## Aim
Go through the listing below and list every line with "name".
* BEGIN *
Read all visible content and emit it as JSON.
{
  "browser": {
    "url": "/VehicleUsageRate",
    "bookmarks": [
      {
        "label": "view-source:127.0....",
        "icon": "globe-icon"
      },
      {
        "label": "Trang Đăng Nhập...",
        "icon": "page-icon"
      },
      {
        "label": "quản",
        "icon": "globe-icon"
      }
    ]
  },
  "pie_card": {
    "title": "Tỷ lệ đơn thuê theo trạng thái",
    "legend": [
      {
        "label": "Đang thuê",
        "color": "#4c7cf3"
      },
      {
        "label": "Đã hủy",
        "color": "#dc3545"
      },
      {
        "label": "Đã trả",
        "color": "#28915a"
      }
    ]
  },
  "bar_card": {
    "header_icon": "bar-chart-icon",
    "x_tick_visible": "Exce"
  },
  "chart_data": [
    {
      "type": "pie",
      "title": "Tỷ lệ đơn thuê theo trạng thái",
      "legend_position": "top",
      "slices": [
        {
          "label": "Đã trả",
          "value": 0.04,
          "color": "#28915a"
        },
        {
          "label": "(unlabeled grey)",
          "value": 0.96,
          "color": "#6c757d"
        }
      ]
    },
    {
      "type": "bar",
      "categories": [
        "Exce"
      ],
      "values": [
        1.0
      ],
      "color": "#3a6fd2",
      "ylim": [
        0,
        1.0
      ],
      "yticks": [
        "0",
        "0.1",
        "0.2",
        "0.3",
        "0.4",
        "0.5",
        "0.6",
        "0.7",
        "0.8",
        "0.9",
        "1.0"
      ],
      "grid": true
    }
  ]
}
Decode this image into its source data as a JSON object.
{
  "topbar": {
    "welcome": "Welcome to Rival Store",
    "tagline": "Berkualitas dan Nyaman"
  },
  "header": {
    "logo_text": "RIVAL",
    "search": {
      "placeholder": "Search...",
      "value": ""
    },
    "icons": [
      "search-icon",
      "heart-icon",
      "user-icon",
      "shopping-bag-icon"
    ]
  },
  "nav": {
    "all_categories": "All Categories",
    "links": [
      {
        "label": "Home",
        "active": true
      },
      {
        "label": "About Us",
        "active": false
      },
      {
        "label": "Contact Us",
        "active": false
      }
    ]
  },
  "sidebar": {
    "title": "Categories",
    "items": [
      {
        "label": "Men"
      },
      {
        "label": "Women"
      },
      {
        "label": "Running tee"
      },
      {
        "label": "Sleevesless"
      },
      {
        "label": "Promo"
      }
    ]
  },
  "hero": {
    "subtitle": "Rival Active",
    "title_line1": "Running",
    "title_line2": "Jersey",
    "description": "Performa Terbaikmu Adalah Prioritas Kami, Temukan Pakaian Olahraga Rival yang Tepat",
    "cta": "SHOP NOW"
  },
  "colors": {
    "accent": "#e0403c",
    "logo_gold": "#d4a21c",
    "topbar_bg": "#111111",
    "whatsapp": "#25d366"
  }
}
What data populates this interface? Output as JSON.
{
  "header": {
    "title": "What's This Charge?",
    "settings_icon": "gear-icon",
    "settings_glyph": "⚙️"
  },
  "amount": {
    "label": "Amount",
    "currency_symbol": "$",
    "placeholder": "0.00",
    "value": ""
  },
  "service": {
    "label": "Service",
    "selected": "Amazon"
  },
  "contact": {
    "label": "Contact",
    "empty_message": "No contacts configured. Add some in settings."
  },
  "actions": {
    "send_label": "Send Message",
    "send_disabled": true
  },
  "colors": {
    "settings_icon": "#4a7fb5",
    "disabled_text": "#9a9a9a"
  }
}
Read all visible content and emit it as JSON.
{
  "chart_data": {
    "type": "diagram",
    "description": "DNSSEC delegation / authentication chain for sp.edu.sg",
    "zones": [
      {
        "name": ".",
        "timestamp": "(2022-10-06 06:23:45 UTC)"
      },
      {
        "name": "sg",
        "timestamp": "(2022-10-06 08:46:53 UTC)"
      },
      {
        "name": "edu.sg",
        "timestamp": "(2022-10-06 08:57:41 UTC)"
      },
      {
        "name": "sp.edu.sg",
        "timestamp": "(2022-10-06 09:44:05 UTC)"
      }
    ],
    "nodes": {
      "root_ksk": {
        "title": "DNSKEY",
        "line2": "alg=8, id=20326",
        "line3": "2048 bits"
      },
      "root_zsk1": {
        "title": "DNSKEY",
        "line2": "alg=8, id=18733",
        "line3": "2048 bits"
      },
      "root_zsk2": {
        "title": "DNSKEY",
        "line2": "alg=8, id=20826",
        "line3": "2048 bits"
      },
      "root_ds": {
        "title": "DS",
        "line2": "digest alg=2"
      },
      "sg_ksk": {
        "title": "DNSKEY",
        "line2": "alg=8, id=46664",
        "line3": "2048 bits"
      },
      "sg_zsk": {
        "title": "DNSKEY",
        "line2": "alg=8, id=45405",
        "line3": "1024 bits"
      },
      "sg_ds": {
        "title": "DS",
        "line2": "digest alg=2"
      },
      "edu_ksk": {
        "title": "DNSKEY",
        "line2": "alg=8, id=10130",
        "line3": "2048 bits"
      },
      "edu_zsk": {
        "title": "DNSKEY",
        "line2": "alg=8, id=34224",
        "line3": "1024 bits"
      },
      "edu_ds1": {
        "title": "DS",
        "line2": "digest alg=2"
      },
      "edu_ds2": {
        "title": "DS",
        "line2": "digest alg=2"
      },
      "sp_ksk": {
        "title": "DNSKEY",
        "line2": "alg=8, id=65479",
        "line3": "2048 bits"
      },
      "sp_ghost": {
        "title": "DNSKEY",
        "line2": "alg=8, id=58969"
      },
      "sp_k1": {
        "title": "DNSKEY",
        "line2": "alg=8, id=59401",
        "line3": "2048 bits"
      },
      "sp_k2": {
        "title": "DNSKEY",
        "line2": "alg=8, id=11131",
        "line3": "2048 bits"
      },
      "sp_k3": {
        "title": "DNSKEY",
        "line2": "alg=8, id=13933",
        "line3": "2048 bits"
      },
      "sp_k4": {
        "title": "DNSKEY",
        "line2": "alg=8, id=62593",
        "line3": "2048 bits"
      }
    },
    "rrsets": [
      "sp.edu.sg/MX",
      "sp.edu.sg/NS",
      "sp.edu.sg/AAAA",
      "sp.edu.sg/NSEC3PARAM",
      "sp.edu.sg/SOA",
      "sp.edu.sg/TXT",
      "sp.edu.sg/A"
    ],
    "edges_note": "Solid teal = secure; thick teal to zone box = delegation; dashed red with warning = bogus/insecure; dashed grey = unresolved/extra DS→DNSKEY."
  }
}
* END *
## The output
        "name": ".",
        "name": "sg",
        "name": "edu.sg",
        "name": "sp.edu.sg",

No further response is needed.